DATA FOR THIS EXERCISE -
-- Start --

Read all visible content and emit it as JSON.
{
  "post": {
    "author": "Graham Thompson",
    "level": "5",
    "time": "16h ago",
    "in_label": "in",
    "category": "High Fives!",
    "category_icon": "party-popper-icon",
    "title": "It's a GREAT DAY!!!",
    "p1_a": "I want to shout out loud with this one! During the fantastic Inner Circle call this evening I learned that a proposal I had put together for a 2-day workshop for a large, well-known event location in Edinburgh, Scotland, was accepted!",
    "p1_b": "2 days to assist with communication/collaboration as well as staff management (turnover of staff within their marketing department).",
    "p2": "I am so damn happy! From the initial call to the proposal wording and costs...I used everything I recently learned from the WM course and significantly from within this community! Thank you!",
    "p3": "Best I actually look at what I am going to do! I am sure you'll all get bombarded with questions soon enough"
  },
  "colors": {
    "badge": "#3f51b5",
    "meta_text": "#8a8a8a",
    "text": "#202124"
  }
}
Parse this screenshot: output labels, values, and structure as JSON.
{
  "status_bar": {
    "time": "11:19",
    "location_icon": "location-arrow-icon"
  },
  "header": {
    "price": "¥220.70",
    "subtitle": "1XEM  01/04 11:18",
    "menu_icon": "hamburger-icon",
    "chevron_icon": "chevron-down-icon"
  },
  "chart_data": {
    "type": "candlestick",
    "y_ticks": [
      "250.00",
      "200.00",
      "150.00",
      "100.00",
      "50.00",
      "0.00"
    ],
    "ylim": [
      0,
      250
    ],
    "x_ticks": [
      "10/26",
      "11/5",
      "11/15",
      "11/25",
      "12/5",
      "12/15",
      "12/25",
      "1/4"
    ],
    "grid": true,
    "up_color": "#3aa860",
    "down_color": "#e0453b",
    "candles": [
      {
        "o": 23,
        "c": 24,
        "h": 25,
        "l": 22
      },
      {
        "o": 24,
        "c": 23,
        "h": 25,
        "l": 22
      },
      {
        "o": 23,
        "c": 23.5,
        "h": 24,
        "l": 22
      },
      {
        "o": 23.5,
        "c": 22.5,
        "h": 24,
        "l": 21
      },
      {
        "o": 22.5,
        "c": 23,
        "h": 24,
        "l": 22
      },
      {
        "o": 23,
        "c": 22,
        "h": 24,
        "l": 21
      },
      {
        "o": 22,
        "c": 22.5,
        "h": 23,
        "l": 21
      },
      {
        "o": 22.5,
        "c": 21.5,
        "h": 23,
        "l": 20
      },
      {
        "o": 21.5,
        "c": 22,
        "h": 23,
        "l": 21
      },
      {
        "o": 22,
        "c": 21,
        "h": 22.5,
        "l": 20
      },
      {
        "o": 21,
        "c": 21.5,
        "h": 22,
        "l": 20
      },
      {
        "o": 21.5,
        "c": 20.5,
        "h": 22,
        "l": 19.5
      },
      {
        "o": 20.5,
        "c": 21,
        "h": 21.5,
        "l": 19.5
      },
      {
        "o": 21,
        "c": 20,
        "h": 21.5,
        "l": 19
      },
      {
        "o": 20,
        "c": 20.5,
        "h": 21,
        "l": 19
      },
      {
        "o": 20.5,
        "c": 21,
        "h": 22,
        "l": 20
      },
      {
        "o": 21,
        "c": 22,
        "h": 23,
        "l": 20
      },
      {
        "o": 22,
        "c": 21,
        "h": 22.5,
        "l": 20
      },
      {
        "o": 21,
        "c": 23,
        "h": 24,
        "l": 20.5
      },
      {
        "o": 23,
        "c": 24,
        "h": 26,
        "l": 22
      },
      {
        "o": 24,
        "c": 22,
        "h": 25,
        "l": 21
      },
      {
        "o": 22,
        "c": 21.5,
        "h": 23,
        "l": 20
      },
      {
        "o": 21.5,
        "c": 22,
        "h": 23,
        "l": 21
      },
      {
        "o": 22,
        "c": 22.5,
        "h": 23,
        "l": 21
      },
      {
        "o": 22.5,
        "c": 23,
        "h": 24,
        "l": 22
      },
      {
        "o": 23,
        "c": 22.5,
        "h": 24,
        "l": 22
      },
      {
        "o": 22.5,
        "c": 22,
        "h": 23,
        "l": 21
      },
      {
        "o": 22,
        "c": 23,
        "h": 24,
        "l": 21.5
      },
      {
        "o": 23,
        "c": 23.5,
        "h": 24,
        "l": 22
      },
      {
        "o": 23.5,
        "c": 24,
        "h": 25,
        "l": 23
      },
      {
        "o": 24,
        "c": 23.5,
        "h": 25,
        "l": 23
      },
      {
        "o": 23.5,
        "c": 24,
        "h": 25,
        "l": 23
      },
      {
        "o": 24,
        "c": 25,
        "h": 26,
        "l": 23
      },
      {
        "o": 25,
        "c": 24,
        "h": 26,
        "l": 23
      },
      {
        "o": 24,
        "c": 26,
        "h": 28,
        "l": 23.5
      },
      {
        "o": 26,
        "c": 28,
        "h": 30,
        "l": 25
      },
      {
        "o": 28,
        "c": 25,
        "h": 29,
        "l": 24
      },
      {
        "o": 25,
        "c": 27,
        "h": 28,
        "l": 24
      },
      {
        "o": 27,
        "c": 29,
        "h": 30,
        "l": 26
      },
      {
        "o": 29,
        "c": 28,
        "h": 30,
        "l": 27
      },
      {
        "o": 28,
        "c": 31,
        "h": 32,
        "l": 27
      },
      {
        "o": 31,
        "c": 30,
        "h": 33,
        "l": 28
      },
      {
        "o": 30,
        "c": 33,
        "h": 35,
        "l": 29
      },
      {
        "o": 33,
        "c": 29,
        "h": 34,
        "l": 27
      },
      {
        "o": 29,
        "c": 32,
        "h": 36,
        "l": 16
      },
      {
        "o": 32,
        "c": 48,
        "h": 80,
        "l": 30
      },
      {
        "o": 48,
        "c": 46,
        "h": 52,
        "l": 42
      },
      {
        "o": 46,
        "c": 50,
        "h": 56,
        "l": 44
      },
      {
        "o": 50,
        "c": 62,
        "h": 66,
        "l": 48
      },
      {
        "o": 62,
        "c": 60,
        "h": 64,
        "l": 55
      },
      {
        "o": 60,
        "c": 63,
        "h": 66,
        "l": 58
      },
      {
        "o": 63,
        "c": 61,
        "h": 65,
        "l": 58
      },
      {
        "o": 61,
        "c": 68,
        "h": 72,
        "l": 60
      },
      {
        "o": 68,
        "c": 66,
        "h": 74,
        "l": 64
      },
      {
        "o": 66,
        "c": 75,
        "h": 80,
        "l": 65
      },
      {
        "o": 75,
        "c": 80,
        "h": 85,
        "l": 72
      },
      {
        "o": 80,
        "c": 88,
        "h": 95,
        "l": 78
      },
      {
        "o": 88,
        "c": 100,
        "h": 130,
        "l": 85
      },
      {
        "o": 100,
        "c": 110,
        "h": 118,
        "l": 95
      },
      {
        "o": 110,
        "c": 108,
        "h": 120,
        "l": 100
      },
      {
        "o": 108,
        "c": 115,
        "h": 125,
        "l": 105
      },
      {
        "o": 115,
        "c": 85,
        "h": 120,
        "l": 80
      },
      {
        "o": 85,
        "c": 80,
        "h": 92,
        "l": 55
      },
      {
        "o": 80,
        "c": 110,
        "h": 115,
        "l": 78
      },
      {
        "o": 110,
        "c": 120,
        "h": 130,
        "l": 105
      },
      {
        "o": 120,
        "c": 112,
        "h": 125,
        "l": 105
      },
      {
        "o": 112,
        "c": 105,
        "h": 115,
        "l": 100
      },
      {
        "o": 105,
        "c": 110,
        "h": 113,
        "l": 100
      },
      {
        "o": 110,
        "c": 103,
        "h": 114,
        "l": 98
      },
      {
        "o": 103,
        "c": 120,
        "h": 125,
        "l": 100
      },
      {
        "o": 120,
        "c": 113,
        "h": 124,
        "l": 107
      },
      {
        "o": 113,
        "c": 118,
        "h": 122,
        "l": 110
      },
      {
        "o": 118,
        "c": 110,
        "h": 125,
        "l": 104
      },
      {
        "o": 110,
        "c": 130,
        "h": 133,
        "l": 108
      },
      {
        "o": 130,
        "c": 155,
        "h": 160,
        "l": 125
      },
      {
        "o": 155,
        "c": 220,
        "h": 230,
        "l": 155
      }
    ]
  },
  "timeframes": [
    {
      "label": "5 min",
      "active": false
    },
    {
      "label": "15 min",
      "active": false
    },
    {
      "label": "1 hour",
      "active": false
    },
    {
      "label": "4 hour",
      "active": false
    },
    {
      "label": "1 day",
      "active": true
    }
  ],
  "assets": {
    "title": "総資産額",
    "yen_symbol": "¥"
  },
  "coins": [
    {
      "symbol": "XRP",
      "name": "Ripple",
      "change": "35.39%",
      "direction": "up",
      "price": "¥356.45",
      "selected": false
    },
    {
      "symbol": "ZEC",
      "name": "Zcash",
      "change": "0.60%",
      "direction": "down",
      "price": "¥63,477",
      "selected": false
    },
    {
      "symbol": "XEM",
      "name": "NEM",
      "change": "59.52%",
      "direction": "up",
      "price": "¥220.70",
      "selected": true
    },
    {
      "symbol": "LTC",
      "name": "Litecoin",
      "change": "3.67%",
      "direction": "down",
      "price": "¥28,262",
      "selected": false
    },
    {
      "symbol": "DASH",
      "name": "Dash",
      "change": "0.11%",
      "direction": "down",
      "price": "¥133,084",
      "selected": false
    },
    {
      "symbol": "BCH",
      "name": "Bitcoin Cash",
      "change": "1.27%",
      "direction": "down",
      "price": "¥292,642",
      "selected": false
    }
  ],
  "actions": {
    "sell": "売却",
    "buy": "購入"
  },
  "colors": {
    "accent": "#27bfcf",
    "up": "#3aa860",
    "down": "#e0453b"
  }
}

-- End --

Which lines hold the word "change"? Copy all of them.

TASK RESPONSE -
      "change": "35.39%",
      "change": "0.60%",
      "change": "59.52%",
      "change": "3.67%",
      "change": "0.11%",
      "change": "1.27%",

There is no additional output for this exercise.